Data items:
= = = = = = =
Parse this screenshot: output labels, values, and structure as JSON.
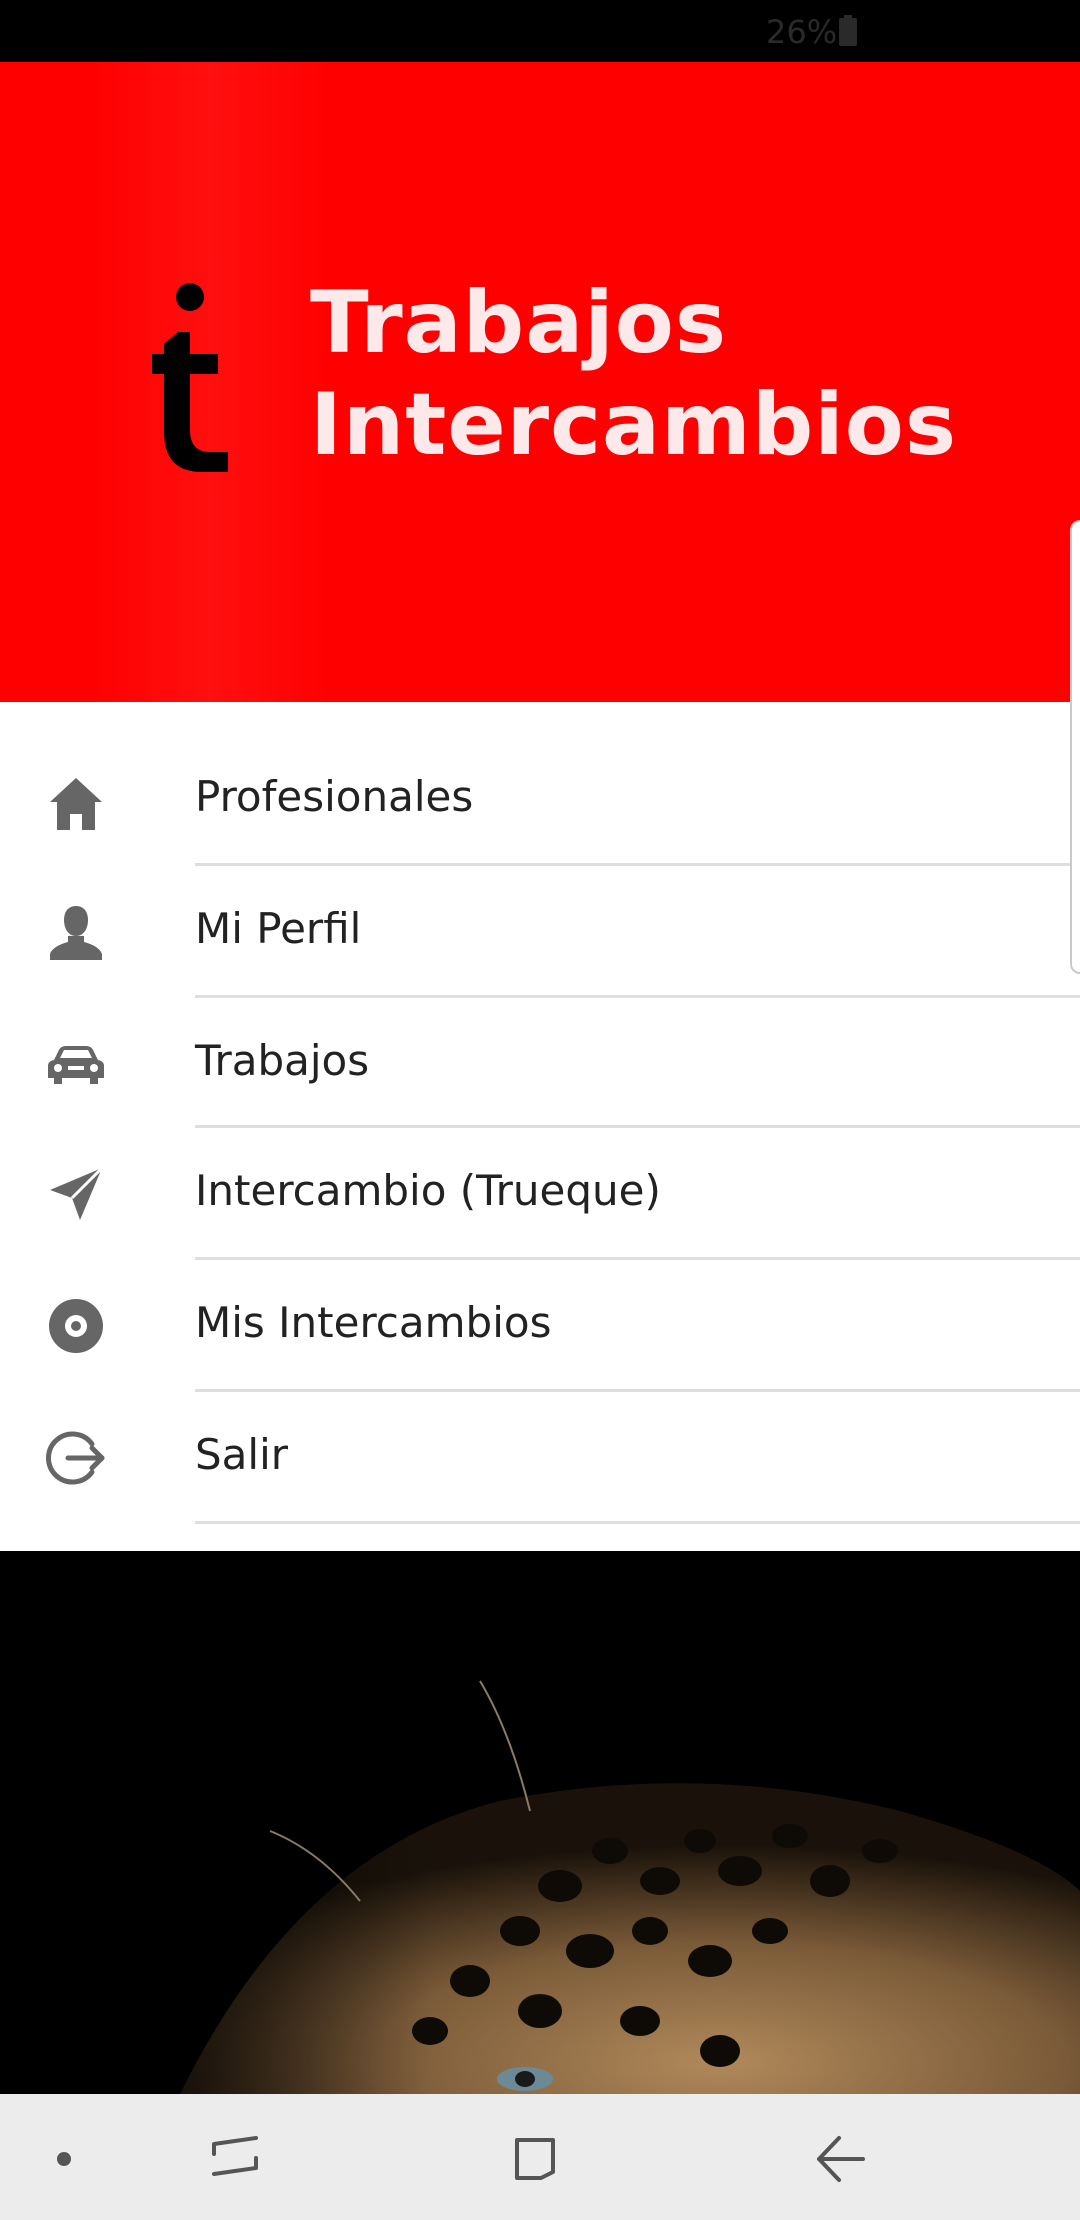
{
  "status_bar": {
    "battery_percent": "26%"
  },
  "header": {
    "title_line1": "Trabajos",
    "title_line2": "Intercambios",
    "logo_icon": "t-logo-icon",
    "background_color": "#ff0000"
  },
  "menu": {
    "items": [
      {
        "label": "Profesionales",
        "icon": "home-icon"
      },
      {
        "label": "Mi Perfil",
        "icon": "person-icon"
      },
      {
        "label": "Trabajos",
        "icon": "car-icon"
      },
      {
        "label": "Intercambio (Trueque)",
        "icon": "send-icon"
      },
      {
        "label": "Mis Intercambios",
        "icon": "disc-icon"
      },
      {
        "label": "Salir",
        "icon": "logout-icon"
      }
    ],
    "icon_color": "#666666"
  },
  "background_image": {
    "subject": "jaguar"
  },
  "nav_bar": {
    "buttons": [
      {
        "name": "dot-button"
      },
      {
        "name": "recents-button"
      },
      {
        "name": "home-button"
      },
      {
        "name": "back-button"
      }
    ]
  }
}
= = = = = = =
Stated exercise: All records must be output exactly as they are, except for the pictures, which are left out.

Output for this task:
Parse this screenshot: output labels, values, and structure as JSON.
{
  "status_bar": {
    "battery_percent": "26%"
  },
  "header": {
    "title_line1": "Trabajos",
    "title_line2": "Intercambios",
    "logo_icon": "t-logo-icon",
    "background_color": "#ff0000"
  },
  "menu": {
    "items": [
      {
        "label": "Profesionales",
        "icon": "home-icon"
      },
      {
        "label": "Mi Perfil",
        "icon": "person-icon"
      },
      {
        "label": "Trabajos",
        "icon": "car-icon"
      },
      {
        "label": "Intercambio (Trueque)",
        "icon": "send-icon"
      },
      {
        "label": "Mis Intercambios",
        "icon": "disc-icon"
      },
      {
        "label": "Salir",
        "icon": "logout-icon"
      }
    ],
    "icon_color": "#666666"
  },
  "background_image": {
    "subject": "jaguar"
  },
  "nav_bar": {
    "buttons": [
      {
        "name": "dot-button"
      },
      {
        "name": "recents-button"
      },
      {
        "name": "home-button"
      },
      {
        "name": "back-button"
      }
    ]
  }
}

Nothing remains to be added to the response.